## Goal of the exercise
Identify the lines that contain the string "wall" and copy all of them.

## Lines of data

-----

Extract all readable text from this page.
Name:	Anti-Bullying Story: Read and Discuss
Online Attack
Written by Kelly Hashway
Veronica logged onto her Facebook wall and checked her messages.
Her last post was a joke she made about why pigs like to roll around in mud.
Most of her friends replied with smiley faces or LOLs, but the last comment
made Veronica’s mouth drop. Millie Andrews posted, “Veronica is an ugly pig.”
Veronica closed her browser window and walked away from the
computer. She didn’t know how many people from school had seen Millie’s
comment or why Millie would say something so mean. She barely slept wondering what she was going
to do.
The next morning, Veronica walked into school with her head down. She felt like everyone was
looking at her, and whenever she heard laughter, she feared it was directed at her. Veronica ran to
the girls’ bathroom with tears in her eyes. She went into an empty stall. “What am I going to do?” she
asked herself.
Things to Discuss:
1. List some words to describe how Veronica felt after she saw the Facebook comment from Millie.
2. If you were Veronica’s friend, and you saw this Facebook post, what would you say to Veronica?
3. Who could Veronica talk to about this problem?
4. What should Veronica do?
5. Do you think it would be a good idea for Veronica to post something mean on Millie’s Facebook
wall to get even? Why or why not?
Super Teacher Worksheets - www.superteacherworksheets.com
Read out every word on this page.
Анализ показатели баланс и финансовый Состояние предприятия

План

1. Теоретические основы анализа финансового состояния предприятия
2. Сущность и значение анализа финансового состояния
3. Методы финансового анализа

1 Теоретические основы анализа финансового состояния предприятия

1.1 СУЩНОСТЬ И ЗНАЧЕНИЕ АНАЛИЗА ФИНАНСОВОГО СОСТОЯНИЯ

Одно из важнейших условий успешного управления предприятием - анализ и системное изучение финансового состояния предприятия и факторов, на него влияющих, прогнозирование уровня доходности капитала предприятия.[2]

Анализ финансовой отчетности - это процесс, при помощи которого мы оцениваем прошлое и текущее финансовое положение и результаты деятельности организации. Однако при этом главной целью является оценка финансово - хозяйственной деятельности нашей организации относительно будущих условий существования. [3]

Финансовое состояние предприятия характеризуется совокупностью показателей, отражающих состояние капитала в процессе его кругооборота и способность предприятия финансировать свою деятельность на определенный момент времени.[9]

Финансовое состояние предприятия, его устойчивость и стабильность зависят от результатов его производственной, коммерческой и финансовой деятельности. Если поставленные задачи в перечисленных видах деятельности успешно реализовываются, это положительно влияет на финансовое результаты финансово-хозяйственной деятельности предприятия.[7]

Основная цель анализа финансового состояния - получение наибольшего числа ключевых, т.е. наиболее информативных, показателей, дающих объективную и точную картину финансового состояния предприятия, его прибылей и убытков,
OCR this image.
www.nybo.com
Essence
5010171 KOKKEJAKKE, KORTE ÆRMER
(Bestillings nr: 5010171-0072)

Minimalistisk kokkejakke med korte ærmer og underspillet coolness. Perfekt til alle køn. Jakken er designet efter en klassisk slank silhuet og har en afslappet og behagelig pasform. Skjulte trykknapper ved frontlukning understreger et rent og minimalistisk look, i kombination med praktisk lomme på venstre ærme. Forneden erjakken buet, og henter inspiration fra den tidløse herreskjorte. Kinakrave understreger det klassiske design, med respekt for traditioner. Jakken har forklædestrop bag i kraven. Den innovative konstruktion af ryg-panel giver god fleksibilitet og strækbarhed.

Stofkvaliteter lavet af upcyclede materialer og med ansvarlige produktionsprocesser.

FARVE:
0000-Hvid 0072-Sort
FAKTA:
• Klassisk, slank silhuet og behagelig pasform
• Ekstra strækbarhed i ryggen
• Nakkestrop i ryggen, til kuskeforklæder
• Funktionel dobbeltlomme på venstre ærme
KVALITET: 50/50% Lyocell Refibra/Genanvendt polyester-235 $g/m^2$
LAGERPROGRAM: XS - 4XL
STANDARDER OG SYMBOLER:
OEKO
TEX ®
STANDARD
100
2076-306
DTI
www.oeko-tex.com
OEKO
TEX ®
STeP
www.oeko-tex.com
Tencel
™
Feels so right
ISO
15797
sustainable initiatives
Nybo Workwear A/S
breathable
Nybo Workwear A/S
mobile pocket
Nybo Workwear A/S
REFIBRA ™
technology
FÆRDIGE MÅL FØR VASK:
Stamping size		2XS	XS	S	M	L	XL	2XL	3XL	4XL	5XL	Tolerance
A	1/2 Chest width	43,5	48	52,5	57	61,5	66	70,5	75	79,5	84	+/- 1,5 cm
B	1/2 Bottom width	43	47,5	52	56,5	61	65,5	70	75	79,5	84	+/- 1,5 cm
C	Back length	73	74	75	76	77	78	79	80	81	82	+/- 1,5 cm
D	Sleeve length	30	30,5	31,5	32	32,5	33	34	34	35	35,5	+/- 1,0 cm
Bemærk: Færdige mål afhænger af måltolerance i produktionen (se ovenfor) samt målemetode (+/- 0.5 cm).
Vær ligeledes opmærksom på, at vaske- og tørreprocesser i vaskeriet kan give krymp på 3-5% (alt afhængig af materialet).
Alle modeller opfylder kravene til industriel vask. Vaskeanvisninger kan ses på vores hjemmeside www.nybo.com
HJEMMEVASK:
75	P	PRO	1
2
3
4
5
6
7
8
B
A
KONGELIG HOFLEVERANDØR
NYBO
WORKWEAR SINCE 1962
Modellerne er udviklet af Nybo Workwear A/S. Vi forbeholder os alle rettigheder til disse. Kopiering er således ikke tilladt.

-----

## Exercise answer
Veronica logged onto her Facebook wall and checked her messages.
wall to get even? Why or why not?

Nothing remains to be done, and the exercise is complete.